§ 課題
1. 遺跡めぐりの文章を読み、次の問いに答えなさい。
(a) シュリーマンが発見した宝物は、その後どうなったと書かれているか。
(b) 時代の異なる遺跡は何層に重なり、どれほどの深さの地下に埋もれていたか。
(c) ペルガモンのアスクレピオンで医療を行ったのは誰か。
2. 遺跡めぐりの文章で、アスクレピオンの医療として挙げられている療法をすべて書き出しなさい。
3. 遺跡めぐりの文章について、最後の一文「私には聞こえませんでした。」の後に続く部分を書きなさい。

神話にも似たホメロスの叙事詩の大ロマンを下敷きにしての発掘と聞けば、本当に夢のような話だったと思います。
ホメロスは生年も没年も明らかでないくらい古代の人なのですが、イリヤード、オデッセウスの大叙事詩を書いたことで世界中の誰もが知っています。シュリーマンはこの叙事詩を事実を重ねた伝承として信じたのですから・・・。
ヨーロッパでは歴史教育の中で神話にも似た古代の伝承を教えているそうです。私たちのガイドもまた、神々の争いをあたかも実際のように話をしました。アイスランドで聞いたサガにも似た感じでした。
シュリーマンがここで最初に発掘した家跡の石積みは左の上の写真です。古代そのままに頑丈なもので、この辺りから次々に発見された宝物をヘレナと名づけていた妻をかざり、ドイツに運んだのだそうで、トルコには全く残っていないとのことです。下は井戸のあとです。
石積みの城壁の上に、日干し煉瓦を積みあげて整った街をつくっていたのです。長い年月の間に日干し煉瓦は崩れてしまうので、九層にも時代の異なる遺跡が積み重なって、十米もの地下に埋もれていたのだそうです。何しろ五千年と言う時間なのですから・・・。生贄を神殿に捧げた台だとかもあります。積み上げた石はこの近くのものだが、所々に遠くから運ばれたものだと思われる大理石の柱など(かなり時代は後のものでしょう)などがごろごろところがっています。

    

 
まずはアスクレピオンへ入ります。ここは古代の医療施設でありました。紀元前四世紀にもさかのぼる医神または治療の精としてのアスクレピウスの信仰によったもので、古代ギリシャの医者は殆どがこのアスクレピオンの神官だったと言えるのだそうです。ヒポクラテスもその一人だったのだそうです。ヒポクラテスは経験科学の基礎を築き、医者の倫理を言い「医学の父」と言われたのです。その系譜を踏んだのがガレン(ガレノス)で、ここペルガモンのアスクレピオンで医療を行いました。
当時から医療用に使われたと言う湧き水は今も湧いていた。放射能があるとか言う話ですが嘘でしょう。飲めると思いますが、飲まない方が良いですなどとガイドが言いました。飲む気もしませんでしたけれど・・・。

その医療は食事療法、運動療法、温水冷水浴などで人間の自然快復力を強める方法だったと言います。それらの一つに暗示療法がありました。神殿から治療施設までの間に天井に穴のあいたトンネルが作られていて、ここを通るときにその穴から「あなたは必ず治る」と声をかけて暗示をかける方法がとられたと言う話でした。通り抜けるときに天の声が聞こえると言うのでしょうね。私には聞こえませんでした。

§ 項目一覧
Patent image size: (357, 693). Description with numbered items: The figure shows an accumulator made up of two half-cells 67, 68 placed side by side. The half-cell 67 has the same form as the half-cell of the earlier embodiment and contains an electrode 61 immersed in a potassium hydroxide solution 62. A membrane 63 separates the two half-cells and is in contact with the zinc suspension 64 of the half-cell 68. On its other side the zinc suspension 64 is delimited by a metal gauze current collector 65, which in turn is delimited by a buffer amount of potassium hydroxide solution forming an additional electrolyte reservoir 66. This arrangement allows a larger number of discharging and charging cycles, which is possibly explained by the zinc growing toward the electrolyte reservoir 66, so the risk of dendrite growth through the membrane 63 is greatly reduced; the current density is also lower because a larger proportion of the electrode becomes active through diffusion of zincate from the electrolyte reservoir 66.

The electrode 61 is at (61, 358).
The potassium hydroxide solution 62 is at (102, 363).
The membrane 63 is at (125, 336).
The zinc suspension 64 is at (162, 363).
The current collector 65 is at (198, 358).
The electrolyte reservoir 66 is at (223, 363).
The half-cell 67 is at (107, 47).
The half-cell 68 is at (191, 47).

§ 解答
1.
(a) ドイツに運ばれ、トルコには全く残っていない。
(b) 九層に重なり、十米もの地下に埋もれていた。
(c) ガレン(ガレノス)。

2. 食事療法、運動療法、温水冷水浴、暗示療法

3.
神殿の前庭には美しい蛇の浮き彫りのされた祭壇がありました。年ごとに脱皮し、冬には姿を消し、春にはまたあらわれてくることから蛇は再生、新生を意味する神聖なものとして見られていたのでした。
キリスト教になると反対の邪悪なものになりましたが・・・。




ベルガマの街で普通のトルコ料理をたべるレストランに入りました。チキンと茄子の炒め煮・ナンで包んで食べる。ピラフにケバブ、スープにサラダ。庶民のレストランで、気楽に顔見知りの客が出入りして、マスターがジャンパーを着てレジに坐るというところでした。

ベルガモンの遺跡はかなりの高所にあり、中と下のアクロポリスは住居地域で、その上のアクロポリスは神殿や城塞が設備されていました。先述の医療施設・アスクレピウスは平地に造られていましたが、このアクロポリスは城塞としての機能も兼ねていたので、かなりの高さを登らねばなりませんでした。

ペルガモン王国は約百年ほどの栄華で、紀元前二世紀にはローマの支配下に入りました。十二使徒の一人ヨハネやパウロが伝道したことで、キリスト教が入ってきたのですが、それまでの神話時代からつづく多神教の世界観とはことなり、皇帝を神としてみることがなかったと言うことで、(イスラム教が入って来てからの迫害はずっとあとのこと)キリスト教徒が迫害を受けた時代もあったのでした。



  

ゼウスの大祭壇(紀元前170年代からあと)跡には大きな松が大木となっています。素晴らしい浮き彫り装飾のあった大祭壇ならびにここの多くの出土品は1878年から4年をかけて発掘調査したドイツ人考古学者達によって、ベルリンへ運ばれて復元され、ペルガモン博物館として保存され展示されています。ベルリンで見られます。

壮大な図書館遺跡などがあります。ここの図書館の蔵書はクレオパトラに贈られ、その後焼失してしまったと解説をうけました。ガイドによれば図書館と言っても講義、討論などの行われる場所だったとのことです。この横から斜面を見下ろすと一万人を収容出来たという大劇場があり、崩壊した神殿の石柱や石塁が広い地域に並び頽れたさまが見下ろせました。丁度のぞき込んで立ったとき、下の街のモスクから祈りの時間を知らせるが聞こえてきました。谷にこだまして独特の響きでした。


ビザンチン時代にヨハネが聖ヨハネ教会としたセラピス神殿(赤い館)ベルガマの街の中にあって眼をひきました。

エーゲ海沿岸はオリーブの産地。見渡す限りオリーブの木が植えられています。オリーブは植えてから15年しないと実がならず、収量が安定するまでには30年ぐらいかかるそうです。小麦、綿などの栽培も盛んです。小麦はトルコ、メソポタミアなどに50種もの野生種があり、小麦の栽培もこの地方ではじまったのだと言う話です。

トルコ石やに立ち寄ると、美しい日本語を使う店員がいて驚いてしまいました。外国語をいろいろ使えることはトルコの商人としては必須のことなのでしょう。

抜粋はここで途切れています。